(WHAT IS ASKED)
Reproduce every entry below word for word, omitting the pictures.

[Listings of elements and regions]
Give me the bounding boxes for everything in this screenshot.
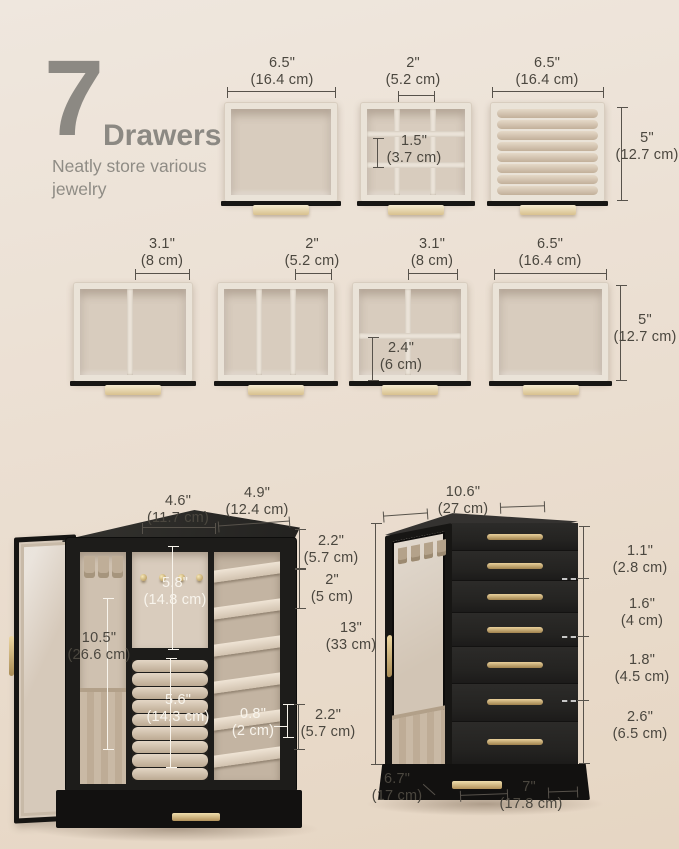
dim-closed-cab-top-width: 10.6"(27 cm) bbox=[438, 484, 489, 518]
drawer-ring-top bbox=[490, 102, 605, 202]
dim-row1-grid-cell-width: 2"(5.2 cm) bbox=[386, 55, 441, 89]
hanging-strap bbox=[84, 556, 95, 578]
measure-line bbox=[383, 512, 428, 516]
measure-line bbox=[227, 91, 336, 92]
dash-marker bbox=[562, 636, 576, 638]
earring-shelf bbox=[214, 672, 280, 693]
door-handle bbox=[9, 636, 14, 676]
dim-closed-cab-bottom-width-in: 7" bbox=[522, 779, 536, 796]
dim-closed-cab-height: 13"(33 cm) bbox=[326, 620, 377, 654]
hanging-strap bbox=[98, 556, 109, 578]
jewelry-drawer bbox=[452, 722, 578, 765]
gold-pull-tab bbox=[248, 385, 304, 395]
earring-shelf-column bbox=[214, 552, 280, 780]
dim-closed-cab-drawer-mid: 1.6"(4 cm) bbox=[621, 596, 663, 630]
earring-shelf bbox=[214, 746, 280, 767]
closed-cabinet-front bbox=[452, 523, 578, 765]
dim-closed-cab-depth: 6.7"(17 cm) bbox=[372, 771, 423, 805]
dim-closed-cab-drawer-large: 1.8"(4.5 cm) bbox=[615, 652, 670, 686]
hanging-strap bbox=[437, 539, 446, 557]
measure-line bbox=[408, 273, 458, 274]
dim-closed-cab-bottom-width-cm: (17.8 cm) bbox=[499, 796, 562, 813]
gold-drawer-handle bbox=[487, 627, 543, 633]
hanging-strap bbox=[112, 556, 123, 578]
measure-line bbox=[398, 95, 435, 96]
measure-tick bbox=[577, 700, 589, 701]
closed-cabinet-side-face bbox=[385, 523, 452, 786]
measure-line bbox=[583, 526, 584, 764]
dim-open-cab-door-height: 10.5"(26.6 cm) bbox=[67, 630, 130, 664]
earring-shelf bbox=[214, 561, 280, 582]
gold-drawer-handle bbox=[487, 699, 543, 705]
cabinet-base bbox=[56, 790, 302, 828]
dim-open-cab-shelf-gap: 2"(5 cm) bbox=[311, 572, 353, 606]
gold-nameplate bbox=[172, 813, 220, 821]
velvet-lining bbox=[231, 109, 331, 195]
measure-line bbox=[299, 569, 300, 609]
dim-open-cab-base: 2.2"(5.7 cm) bbox=[301, 707, 356, 741]
measure-tick bbox=[577, 636, 589, 637]
infographic-canvas: 7 Drawers Neatly store various jewelry 6… bbox=[0, 0, 679, 849]
dim-closed-cab-drawer-small: 1.1"(2.8 cm) bbox=[613, 543, 668, 577]
hanging-strap bbox=[424, 542, 433, 560]
jewelry-drawer bbox=[452, 551, 578, 581]
dim-row2-four-comp: 3.1"(8 cm) bbox=[411, 236, 453, 270]
side-glass-window bbox=[392, 531, 445, 777]
gold-pull-tab bbox=[520, 205, 576, 215]
subtitle-line1: Neatly store various bbox=[52, 155, 207, 178]
earring-shelf bbox=[214, 598, 280, 619]
dim-row2-open-drawer-width: 6.5"(16.4 cm) bbox=[518, 236, 581, 270]
gold-pull-tab bbox=[388, 205, 444, 215]
page-title: Drawers bbox=[103, 119, 221, 153]
jewelry-drawer bbox=[452, 613, 578, 647]
dim-row2-three-comp: 2"(5.2 cm) bbox=[285, 236, 340, 270]
dim-open-cab-panel: 5.8"(14.8 cm) bbox=[143, 575, 206, 609]
storage-pouch bbox=[80, 688, 126, 784]
velvet-lining bbox=[80, 289, 186, 375]
velvet-lining bbox=[499, 289, 602, 375]
dim-row1-ring-drawer-depth: 5"(12.7 cm) bbox=[615, 130, 678, 164]
measure-line bbox=[492, 91, 604, 92]
dim-open-cab-top-left: 4.6"(11.7 cm) bbox=[147, 493, 209, 527]
jewelry-drawer bbox=[452, 523, 578, 551]
drawer-open-top-2 bbox=[492, 282, 609, 382]
dim-row1-grid-cell-height: 1.5"(3.7 cm) bbox=[387, 133, 442, 167]
gold-pull-tab bbox=[523, 385, 579, 395]
side-door-handle bbox=[387, 635, 392, 678]
dim-row2-open-drawer-depth: 5"(12.7 cm) bbox=[613, 312, 676, 346]
gold-drawer-handle bbox=[487, 739, 543, 745]
measure-line bbox=[372, 337, 373, 381]
gold-drawer-handle bbox=[487, 662, 543, 668]
drawer-open-top bbox=[224, 102, 338, 202]
divider bbox=[290, 289, 296, 375]
gold-drawer-handle bbox=[487, 594, 543, 600]
drawer-three-compartments bbox=[217, 282, 335, 382]
drawer-count-number: 7 bbox=[44, 44, 104, 152]
hanging-column bbox=[80, 552, 126, 780]
earring-shelf bbox=[214, 635, 280, 656]
drawer-two-compartments bbox=[73, 282, 193, 382]
dim-row1-open-drawer-width: 6.5"(16.4 cm) bbox=[250, 55, 313, 89]
divider bbox=[256, 289, 262, 375]
jewelry-drawer bbox=[452, 581, 578, 613]
measure-line bbox=[299, 529, 300, 569]
divider bbox=[127, 289, 133, 375]
dim-row1-ring-drawer-width: 6.5"(16.4 cm) bbox=[515, 55, 578, 89]
subtitle-line2: jewelry bbox=[52, 178, 207, 201]
gold-nameplate bbox=[452, 781, 502, 789]
measure-line bbox=[298, 704, 299, 750]
gold-drawer-handle bbox=[487, 563, 543, 569]
jewelry-drawer bbox=[452, 647, 578, 684]
dim-open-cab-slot: 0.8"(2 cm) bbox=[232, 706, 274, 740]
dim-open-cab-rolls: 5.6"(14.3 cm) bbox=[146, 692, 209, 726]
measure-line bbox=[377, 138, 378, 168]
hanging-strap bbox=[398, 547, 407, 565]
gold-drawer-handle bbox=[487, 534, 543, 540]
measure-tick bbox=[577, 578, 589, 579]
velvet-lining bbox=[224, 289, 328, 375]
measure-line bbox=[295, 273, 332, 274]
ring-rolls bbox=[497, 109, 598, 195]
measure-line bbox=[107, 598, 108, 750]
measure-line bbox=[494, 273, 607, 274]
dim-closed-cab-drawer-xl: 2.6"(6.5 cm) bbox=[613, 709, 668, 743]
dim-open-cab-shelf-top: 2.2"(5.7 cm) bbox=[304, 533, 359, 567]
dash-marker bbox=[562, 578, 576, 580]
page-subtitle: Neatly store various jewelry bbox=[52, 155, 207, 201]
hanging-strap bbox=[411, 544, 420, 562]
measure-line bbox=[135, 273, 190, 274]
dash-marker bbox=[562, 700, 576, 702]
jewelry-drawer bbox=[452, 684, 578, 722]
measure-tick bbox=[274, 726, 287, 727]
gold-pull-tab bbox=[382, 385, 438, 395]
dim-row2-two-comp: 3.1"(8 cm) bbox=[141, 236, 183, 270]
door-glass bbox=[21, 542, 69, 817]
dim-row2-four-comp-height: 2.4"(6 cm) bbox=[380, 340, 422, 374]
measure-line bbox=[142, 527, 216, 528]
measure-line bbox=[287, 704, 288, 738]
measure-line bbox=[500, 505, 545, 508]
gold-pull-tab bbox=[105, 385, 161, 395]
dim-open-cab-top-right: 4.9"(12.4 cm) bbox=[225, 485, 288, 519]
gold-pull-tab bbox=[253, 205, 309, 215]
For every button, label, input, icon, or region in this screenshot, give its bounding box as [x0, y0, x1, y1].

(OUTPUT)
Give me the bounding boxes for everything in this screenshot.
dim-closed-cab-top-width: 10.6"(27 cm) bbox=[438, 484, 489, 518]
drawer-ring-top bbox=[490, 102, 605, 202]
dim-row1-grid-cell-width: 2"(5.2 cm) bbox=[386, 55, 441, 89]
hanging-strap bbox=[84, 556, 95, 578]
measure-line bbox=[383, 512, 428, 516]
measure-line bbox=[227, 91, 336, 92]
dash-marker bbox=[562, 636, 576, 638]
earring-shelf bbox=[214, 672, 280, 693]
door-handle bbox=[9, 636, 14, 676]
dim-closed-cab-bottom-width-in: 7" bbox=[522, 779, 536, 796]
dim-closed-cab-height: 13"(33 cm) bbox=[326, 620, 377, 654]
hanging-strap bbox=[98, 556, 109, 578]
jewelry-drawer bbox=[452, 722, 578, 765]
gold-pull-tab bbox=[248, 385, 304, 395]
earring-shelf-column bbox=[214, 552, 280, 780]
dim-closed-cab-drawer-mid: 1.6"(4 cm) bbox=[621, 596, 663, 630]
earring-shelf bbox=[214, 746, 280, 767]
closed-cabinet-front bbox=[452, 523, 578, 765]
dim-closed-cab-depth: 6.7"(17 cm) bbox=[372, 771, 423, 805]
dim-closed-cab-drawer-large: 1.8"(4.5 cm) bbox=[615, 652, 670, 686]
hanging-strap bbox=[437, 539, 446, 557]
measure-line bbox=[408, 273, 458, 274]
dim-closed-cab-bottom-width-cm: (17.8 cm) bbox=[499, 796, 562, 813]
gold-drawer-handle bbox=[487, 627, 543, 633]
hanging-strap bbox=[112, 556, 123, 578]
measure-line bbox=[398, 95, 435, 96]
measure-tick bbox=[577, 700, 589, 701]
closed-cabinet-side-face bbox=[385, 523, 452, 786]
measure-line bbox=[583, 526, 584, 764]
dim-open-cab-door-height: 10.5"(26.6 cm) bbox=[67, 630, 130, 664]
earring-shelf bbox=[214, 561, 280, 582]
gold-drawer-handle bbox=[487, 699, 543, 705]
cabinet-base bbox=[56, 790, 302, 828]
dim-open-cab-shelf-gap: 2"(5 cm) bbox=[311, 572, 353, 606]
gold-nameplate bbox=[172, 813, 220, 821]
velvet-lining bbox=[231, 109, 331, 195]
measure-line bbox=[299, 569, 300, 609]
dim-open-cab-base: 2.2"(5.7 cm) bbox=[301, 707, 356, 741]
measure-tick bbox=[577, 636, 589, 637]
infographic-canvas: 7 Drawers Neatly store various jewelry 6… bbox=[0, 0, 679, 849]
dim-closed-cab-drawer-small: 1.1"(2.8 cm) bbox=[613, 543, 668, 577]
hanging-strap bbox=[424, 542, 433, 560]
jewelry-drawer bbox=[452, 551, 578, 581]
dim-row2-four-comp: 3.1"(8 cm) bbox=[411, 236, 453, 270]
side-glass-window bbox=[392, 531, 445, 777]
gold-pull-tab bbox=[520, 205, 576, 215]
subtitle-line1: Neatly store various bbox=[52, 155, 207, 178]
earring-shelf bbox=[214, 598, 280, 619]
dim-row2-open-drawer-width: 6.5"(16.4 cm) bbox=[518, 236, 581, 270]
gold-pull-tab bbox=[388, 205, 444, 215]
page-title: Drawers bbox=[103, 119, 221, 153]
jewelry-drawer bbox=[452, 613, 578, 647]
dim-row2-three-comp: 2"(5.2 cm) bbox=[285, 236, 340, 270]
dim-open-cab-panel: 5.8"(14.8 cm) bbox=[143, 575, 206, 609]
storage-pouch bbox=[80, 688, 126, 784]
velvet-lining bbox=[80, 289, 186, 375]
velvet-lining bbox=[499, 289, 602, 375]
dim-row1-ring-drawer-depth: 5"(12.7 cm) bbox=[615, 130, 678, 164]
measure-line bbox=[492, 91, 604, 92]
dim-open-cab-top-left: 4.6"(11.7 cm) bbox=[147, 493, 209, 527]
jewelry-drawer bbox=[452, 523, 578, 551]
drawer-open-top-2 bbox=[492, 282, 609, 382]
dim-row1-grid-cell-height: 1.5"(3.7 cm) bbox=[387, 133, 442, 167]
gold-pull-tab bbox=[523, 385, 579, 395]
side-door-handle bbox=[387, 635, 392, 678]
dim-row2-open-drawer-depth: 5"(12.7 cm) bbox=[613, 312, 676, 346]
gold-drawer-handle bbox=[487, 739, 543, 745]
measure-line bbox=[372, 337, 373, 381]
gold-drawer-handle bbox=[487, 662, 543, 668]
drawer-open-top bbox=[224, 102, 338, 202]
divider bbox=[290, 289, 296, 375]
gold-drawer-handle bbox=[487, 594, 543, 600]
drawer-three-compartments bbox=[217, 282, 335, 382]
drawer-count-number: 7 bbox=[44, 44, 104, 152]
hanging-column bbox=[80, 552, 126, 780]
earring-shelf bbox=[214, 635, 280, 656]
drawer-two-compartments bbox=[73, 282, 193, 382]
dim-row1-open-drawer-width: 6.5"(16.4 cm) bbox=[250, 55, 313, 89]
divider bbox=[256, 289, 262, 375]
jewelry-drawer bbox=[452, 581, 578, 613]
measure-line bbox=[299, 529, 300, 569]
divider bbox=[127, 289, 133, 375]
dim-row1-ring-drawer-width: 6.5"(16.4 cm) bbox=[515, 55, 578, 89]
subtitle-line2: jewelry bbox=[52, 178, 207, 201]
gold-nameplate bbox=[452, 781, 502, 789]
measure-line bbox=[298, 704, 299, 750]
gold-drawer-handle bbox=[487, 563, 543, 569]
jewelry-drawer bbox=[452, 647, 578, 684]
dim-open-cab-slot: 0.8"(2 cm) bbox=[232, 706, 274, 740]
dim-open-cab-rolls: 5.6"(14.3 cm) bbox=[146, 692, 209, 726]
measure-line bbox=[377, 138, 378, 168]
hanging-strap bbox=[398, 547, 407, 565]
gold-drawer-handle bbox=[487, 534, 543, 540]
measure-tick bbox=[577, 578, 589, 579]
velvet-lining bbox=[224, 289, 328, 375]
measure-line bbox=[295, 273, 332, 274]
ring-rolls bbox=[497, 109, 598, 195]
measure-line bbox=[107, 598, 108, 750]
measure-line bbox=[494, 273, 607, 274]
dim-closed-cab-drawer-xl: 2.6"(6.5 cm) bbox=[613, 709, 668, 743]
dim-open-cab-shelf-top: 2.2"(5.7 cm) bbox=[304, 533, 359, 567]
dash-marker bbox=[562, 578, 576, 580]
page-subtitle: Neatly store various jewelry bbox=[52, 155, 207, 201]
hanging-strap bbox=[411, 544, 420, 562]
measure-line bbox=[135, 273, 190, 274]
dash-marker bbox=[562, 700, 576, 702]
jewelry-drawer bbox=[452, 684, 578, 722]
measure-tick bbox=[274, 726, 287, 727]
gold-pull-tab bbox=[382, 385, 438, 395]
dim-row2-two-comp: 3.1"(8 cm) bbox=[141, 236, 183, 270]
door-glass bbox=[21, 542, 69, 817]
dim-row2-four-comp-height: 2.4"(6 cm) bbox=[380, 340, 422, 374]
measure-line bbox=[142, 527, 216, 528]
measure-line bbox=[287, 704, 288, 738]
measure-line bbox=[500, 505, 545, 508]
gold-pull-tab bbox=[105, 385, 161, 395]
dim-open-cab-top-right: 4.9"(12.4 cm) bbox=[225, 485, 288, 519]
gold-pull-tab bbox=[253, 205, 309, 215]
For every button, label, input, icon, or region in this screenshot, give its bounding box as [x0, y0, x1, y1].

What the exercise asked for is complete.